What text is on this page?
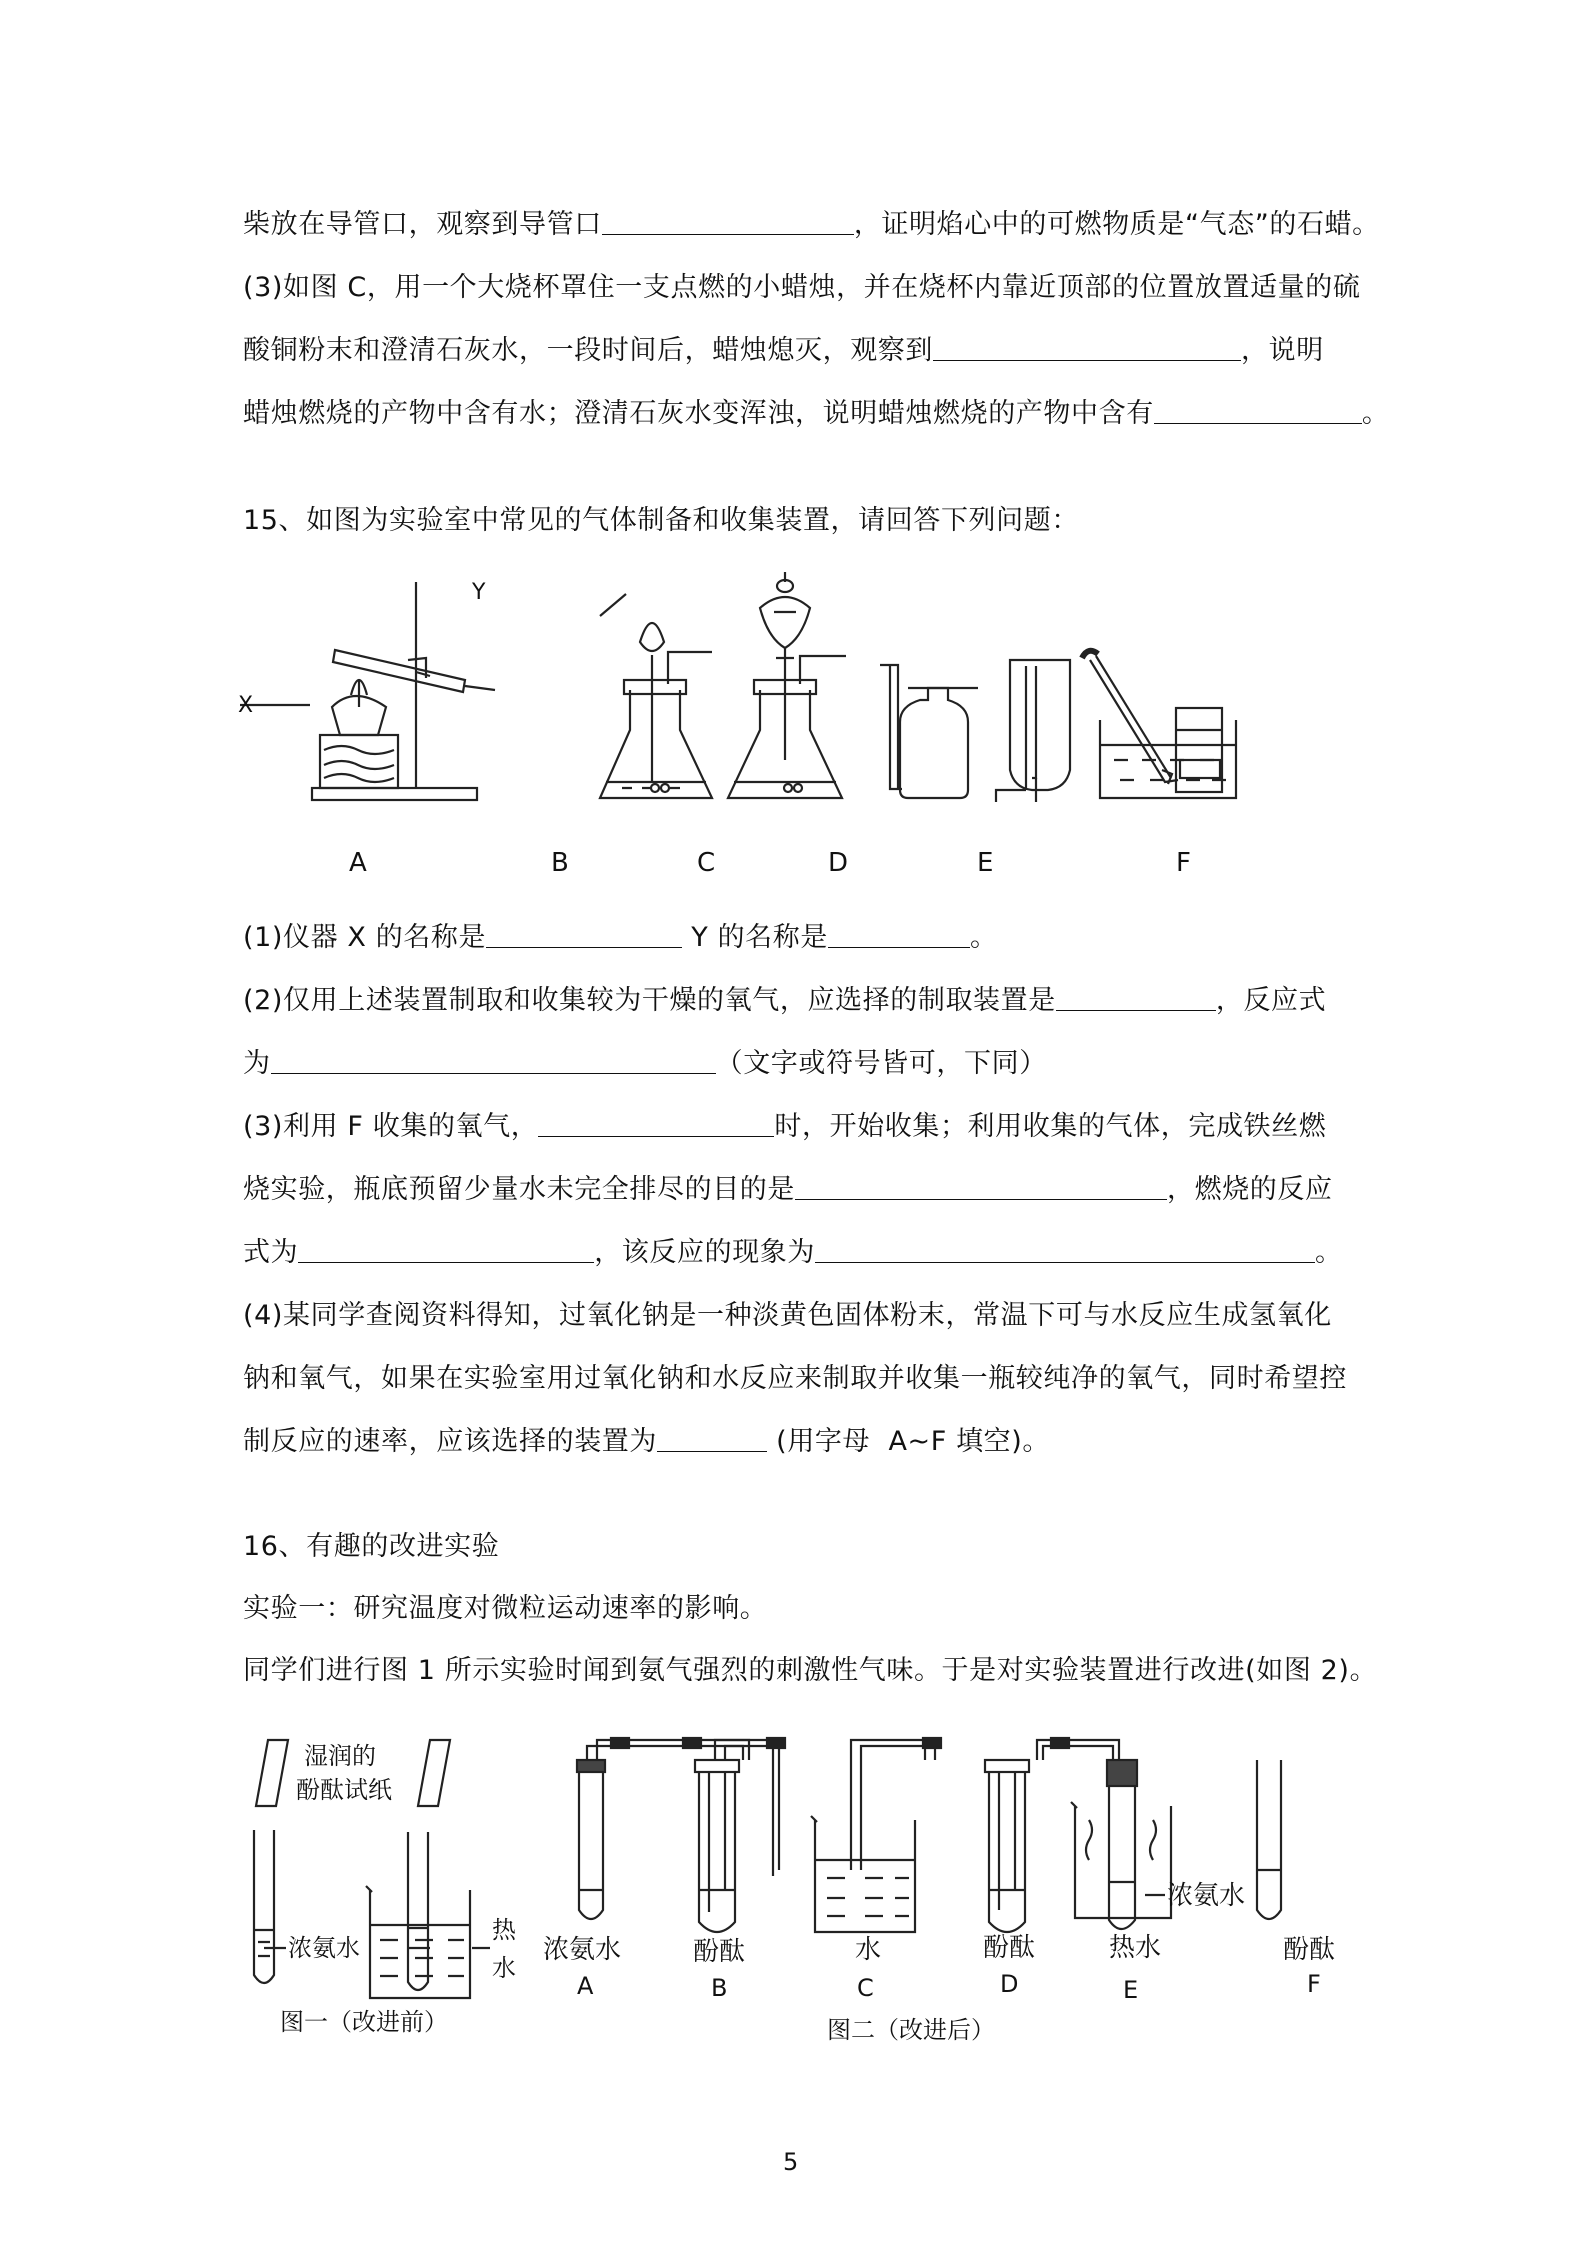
柴放在导管口，观察到导管口	，证明焰心中的可燃物质是“气态”的石蜡。
(3)如图 C，用一个大烧杯罩住一支点燃的小蜡烛，并在烧杯内靠近顶部的位置放置适量的硫
酸铜粉末和澄清石灰水，一段时间后，蜡烛熄灭，观察到	，说明
蜡烛燃烧的产物中含有水；澄清石灰水变浑浊，说明蜡烛燃烧的产物中含有	。
15、如图为实验室中常见的气体制备和收集装置，请回答下列问题：
X
Y
A	B	C	D	E	F
(1)仪器 X 的名称是	Y 的名称是	。
(2)仅用上述装置制取和收集较为干燥的氧气，应选择的制取装置是	，反应式
为	（文字或符号皆可，下同）
(3)利用 F 收集的氧气，	时，开始收集；利用收集的气体，完成铁丝燃
烧实验，瓶底预留少量水未完全排尽的目的是	，燃烧的反应
式为	，该反应的现象为	。
(4)某同学查阅资料得知，过氧化钠是一种淡黄色固体粉末，常温下可与水反应生成氢氧化
钠和氧气，如果在实验室用过氧化钠和水反应来制取并收集一瓶较纯净的氧气，同时希望控
制反应的速率，应该选择的装置为	(用字母  A~F 填空)。
16、有趣的改进实验
实验一：研究温度对微粒运动速率的影响。
同学们进行图 1 所示实验时闻到氨气强烈的刺激性气味。于是对实验装置进行改进(如图 2)。
湿润的
酚酞试纸
浓氨水
热
水
图一（改进前）
浓氨水	酚酞	水	酚酞	热水	酚酞
浓氨水
A	B	C	D	E	F
图二（改进后）
5
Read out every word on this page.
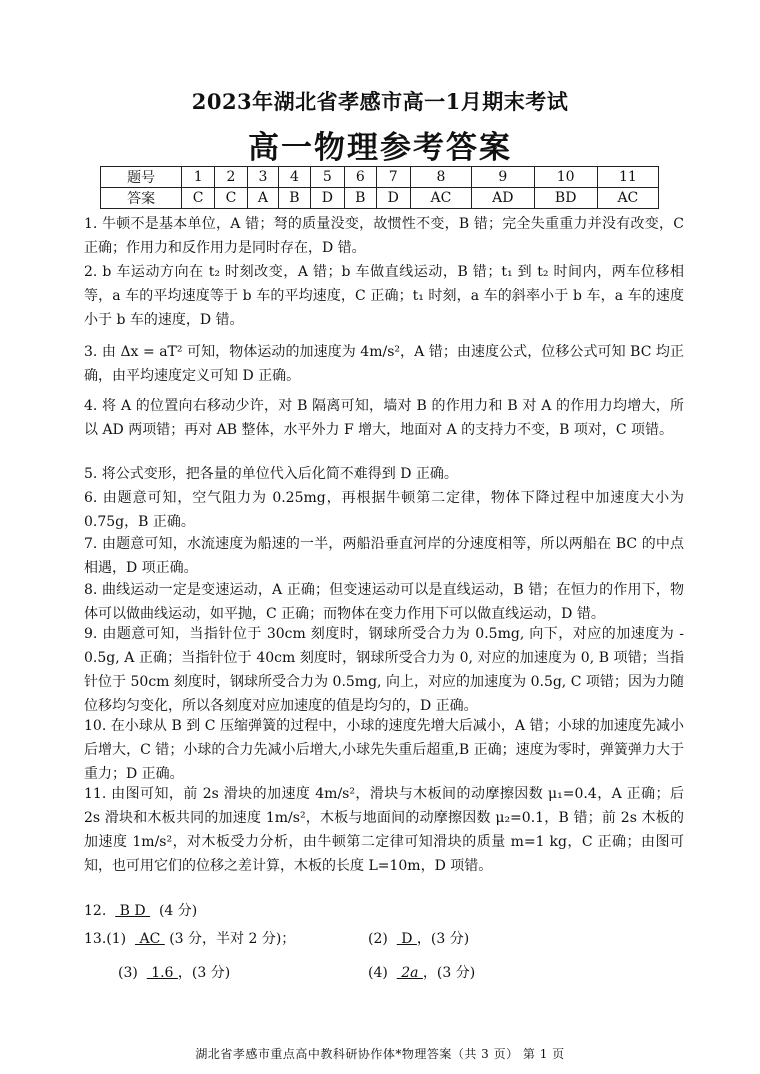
2023年湖北省孝感市高一1月期末考试
高一物理参考答案
题号	1	2	3	4	5	6	7	8	9	10	11
答案	C	C	A	B	D	B	D	AC	AD	BD	AC

1. 牛顿不是基本单位，A 错；弩的质量没变，故惯性不变，B 错；完全失重重力并没有改变，C 正确；作用力和反作用力是同时存在，D 错。

2. b 车运动方向在 t₂ 时刻改变，A 错；b 车做直线运动，B 错；t₁ 到 t₂ 时间内，两车位移相等，a 车的平均速度等于 b 车的平均速度，C 正确；t₁ 时刻，a 车的斜率小于 b 车，a 车的速度小于 b 车的速度，D 错。

3. 由 Δx = aT² 可知，物体运动的加速度为 4m/s²，A 错；由速度公式，位移公式可知 BC 均正确，由平均速度定义可知 D 正确。

4. 将 A 的位置向右移动少许，对 B 隔离可知，墙对 B 的作用力和 B 对 A 的作用力均增大，所以 AD 两项错；再对 AB 整体，水平外力 F 增大，地面对 A 的支持力不变，B 项对，C 项错。

5. 将公式变形，把各量的单位代入后化简不难得到 D 正确。

6. 由题意可知，空气阻力为 0.25mg，再根据牛顿第二定律，物体下降过程中加速度大小为 0.75g，B 正确。

7. 由题意可知，水流速度为船速的一半，两船沿垂直河岸的分速度相等，所以两船在 BC 的中点相遇，D 项正确。

8. 曲线运动一定是变速运动，A 正确；但变速运动可以是直线运动，B 错；在恒力的作用下，物体可以做曲线运动，如平抛，C 正确；而物体在变力作用下可以做直线运动，D 错。

9. 由题意可知，当指针位于 30cm 刻度时，钢球所受合力为 0.5mg, 向下，对应的加速度为 - 0.5g, A 正确；当指针位于 40cm 刻度时，钢球所受合力为 0, 对应的加速度为 0, B 项错；当指针位于 50cm 刻度时，钢球所受合力为 0.5mg, 向上，对应的加速度为 0.5g, C 项错；因为力随位移均匀变化，所以各刻度对应加速度的值是均匀的，D 正确。

10. 在小球从 B 到 C 压缩弹簧的过程中，小球的速度先增大后减小，A 错；小球的加速度先减小后增大，C 错；小球的合力先减小后增大,小球先失重后超重,B 正确；速度为零时，弹簧弹力大于重力；D 正确。

11. 由图可知，前 2s 滑块的加速度 4m/s²，滑块与木板间的动摩擦因数 μ₁=0.4，A 正确；后 2s 滑块和木板共同的加速度 1m/s²，木板与地面间的动摩擦因数 μ₂=0.1，B 错；前 2s 木板的加速度 1m/s²，对木板受力分析，由牛顿第二定律可知滑块的质量 m=1 kg，C 正确；由图可知，也可用它们的位移之差计算，木板的长度 L=10m，D 项错。

12.   B D   (4 分)
13.(1)   AC  (3 分，半对 2 分)；	(2)   D ，(3 分)
(3)   1.6 ，(3 分)	(4)   2a ，(3 分)
湖北省孝感市重点高中教科研协作体*物理答案（共 3 页） 第 1 页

-------

TASK INSTRUCTIONS: Write every record out again exactly; no pictures belong in the copy.

EXERCISE OUTPUT:
What text is on this page?
柴放在导管口，观察到导管口	，证明焰心中的可燃物质是“气态”的石蜡。
(3)如图 C，用一个大烧杯罩住一支点燃的小蜡烛，并在烧杯内靠近顶部的位置放置适量的硫
酸铜粉末和澄清石灰水，一段时间后，蜡烛熄灭，观察到	，说明
蜡烛燃烧的产物中含有水；澄清石灰水变浑浊，说明蜡烛燃烧的产物中含有	。
15、如图为实验室中常见的气体制备和收集装置，请回答下列问题：
X
Y
A	B	C	D	E	F
(1)仪器 X 的名称是	Y 的名称是	。
(2)仅用上述装置制取和收集较为干燥的氧气，应选择的制取装置是	，反应式
为	（文字或符号皆可，下同）
(3)利用 F 收集的氧气，	时，开始收集；利用收集的气体，完成铁丝燃
烧实验，瓶底预留少量水未完全排尽的目的是	，燃烧的反应
式为	，该反应的现象为	。
(4)某同学查阅资料得知，过氧化钠是一种淡黄色固体粉末，常温下可与水反应生成氢氧化
钠和氧气，如果在实验室用过氧化钠和水反应来制取并收集一瓶较纯净的氧气，同时希望控
制反应的速率，应该选择的装置为	(用字母  A~F 填空)。
16、有趣的改进实验
实验一：研究温度对微粒运动速率的影响。
同学们进行图 1 所示实验时闻到氨气强烈的刺激性气味。于是对实验装置进行改进(如图 2)。
湿润的
酚酞试纸
浓氨水
热
水
图一（改进前）
浓氨水	酚酞	水	酚酞	热水	酚酞
浓氨水
A	B	C	D	E	F
图二（改进后）
5
Read out every word on this page.
2023年湖北省孝感市高一1月期末考试
高一物理参考答案
题号	1	2	3	4	5	6	7	8	9	10	11
答案	C	C	A	B	D	B	D	AC	AD	BD	AC

1. 牛顿不是基本单位，A 错；弩的质量没变，故惯性不变，B 错；完全失重重力并没有改变，C 正确；作用力和反作用力是同时存在，D 错。

2. b 车运动方向在 t₂ 时刻改变，A 错；b 车做直线运动，B 错；t₁ 到 t₂ 时间内，两车位移相等，a 车的平均速度等于 b 车的平均速度，C 正确；t₁ 时刻，a 车的斜率小于 b 车，a 车的速度小于 b 车的速度，D 错。

3. 由 Δx = aT² 可知，物体运动的加速度为 4m/s²，A 错；由速度公式，位移公式可知 BC 均正确，由平均速度定义可知 D 正确。

4. 将 A 的位置向右移动少许，对 B 隔离可知，墙对 B 的作用力和 B 对 A 的作用力均增大，所以 AD 两项错；再对 AB 整体，水平外力 F 增大，地面对 A 的支持力不变，B 项对，C 项错。

5. 将公式变形，把各量的单位代入后化简不难得到 D 正确。

6. 由题意可知，空气阻力为 0.25mg，再根据牛顿第二定律，物体下降过程中加速度大小为 0.75g，B 正确。

7. 由题意可知，水流速度为船速的一半，两船沿垂直河岸的分速度相等，所以两船在 BC 的中点相遇，D 项正确。

8. 曲线运动一定是变速运动，A 正确；但变速运动可以是直线运动，B 错；在恒力的作用下，物体可以做曲线运动，如平抛，C 正确；而物体在变力作用下可以做直线运动，D 错。

9. 由题意可知，当指针位于 30cm 刻度时，钢球所受合力为 0.5mg, 向下，对应的加速度为 - 0.5g, A 正确；当指针位于 40cm 刻度时，钢球所受合力为 0, 对应的加速度为 0, B 项错；当指针位于 50cm 刻度时，钢球所受合力为 0.5mg, 向上，对应的加速度为 0.5g, C 项错；因为力随位移均匀变化，所以各刻度对应加速度的值是均匀的，D 正确。

10. 在小球从 B 到 C 压缩弹簧的过程中，小球的速度先增大后减小，A 错；小球的加速度先减小后增大，C 错；小球的合力先减小后增大,小球先失重后超重,B 正确；速度为零时，弹簧弹力大于重力；D 正确。

11. 由图可知，前 2s 滑块的加速度 4m/s²，滑块与木板间的动摩擦因数 μ₁=0.4，A 正确；后 2s 滑块和木板共同的加速度 1m/s²，木板与地面间的动摩擦因数 μ₂=0.1，B 错；前 2s 木板的加速度 1m/s²，对木板受力分析，由牛顿第二定律可知滑块的质量 m=1 kg，C 正确；由图可知，也可用它们的位移之差计算，木板的长度 L=10m，D 项错。

12.   B D   (4 分)
13.(1)   AC  (3 分，半对 2 分)；	(2)   D ，(3 分)
(3)   1.6 ，(3 分)	(4)   2a ，(3 分)
湖北省孝感市重点高中教科研协作体*物理答案（共 3 页） 第 1 页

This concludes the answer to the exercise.